■ **Exercise description**:
Look over the lines below. Report each one that includes the string "text".
## start
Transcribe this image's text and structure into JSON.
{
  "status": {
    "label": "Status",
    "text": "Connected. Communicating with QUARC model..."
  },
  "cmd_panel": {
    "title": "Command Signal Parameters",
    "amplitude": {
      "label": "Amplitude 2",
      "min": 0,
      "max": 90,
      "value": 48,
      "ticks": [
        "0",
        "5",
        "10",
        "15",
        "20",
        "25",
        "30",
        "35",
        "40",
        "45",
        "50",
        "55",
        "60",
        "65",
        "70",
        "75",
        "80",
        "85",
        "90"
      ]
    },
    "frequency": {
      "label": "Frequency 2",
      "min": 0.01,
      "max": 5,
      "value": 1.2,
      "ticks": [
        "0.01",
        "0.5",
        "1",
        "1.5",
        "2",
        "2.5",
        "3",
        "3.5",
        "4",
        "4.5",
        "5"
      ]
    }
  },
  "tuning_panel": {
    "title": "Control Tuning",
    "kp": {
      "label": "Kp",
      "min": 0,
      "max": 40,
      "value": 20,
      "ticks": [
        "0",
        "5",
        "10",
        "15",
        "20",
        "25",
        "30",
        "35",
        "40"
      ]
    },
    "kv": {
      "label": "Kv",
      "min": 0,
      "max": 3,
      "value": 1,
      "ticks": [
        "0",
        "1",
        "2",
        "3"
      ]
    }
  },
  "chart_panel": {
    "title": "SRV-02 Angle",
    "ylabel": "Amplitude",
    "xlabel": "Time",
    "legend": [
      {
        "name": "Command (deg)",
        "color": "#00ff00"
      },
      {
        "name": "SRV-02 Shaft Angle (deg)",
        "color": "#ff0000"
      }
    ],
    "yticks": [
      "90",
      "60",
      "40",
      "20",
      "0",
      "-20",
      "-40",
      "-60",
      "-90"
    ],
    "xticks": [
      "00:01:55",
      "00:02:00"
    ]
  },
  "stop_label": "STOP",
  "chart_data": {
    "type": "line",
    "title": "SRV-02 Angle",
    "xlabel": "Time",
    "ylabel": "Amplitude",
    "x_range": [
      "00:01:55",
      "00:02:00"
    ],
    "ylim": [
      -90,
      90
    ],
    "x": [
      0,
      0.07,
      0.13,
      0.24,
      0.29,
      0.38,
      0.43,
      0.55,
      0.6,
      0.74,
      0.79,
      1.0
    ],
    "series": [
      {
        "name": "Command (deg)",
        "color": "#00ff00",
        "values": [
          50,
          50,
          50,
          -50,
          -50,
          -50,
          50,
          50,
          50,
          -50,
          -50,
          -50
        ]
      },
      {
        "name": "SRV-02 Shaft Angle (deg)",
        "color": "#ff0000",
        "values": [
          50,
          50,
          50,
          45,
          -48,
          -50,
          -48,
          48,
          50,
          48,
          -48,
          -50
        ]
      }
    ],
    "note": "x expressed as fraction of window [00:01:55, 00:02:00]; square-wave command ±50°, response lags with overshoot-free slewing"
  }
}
## end
■ **The reply**:
Transcribe this image's text and structure into JSON.
    "text": "Connected. Communicating with QUARC model..."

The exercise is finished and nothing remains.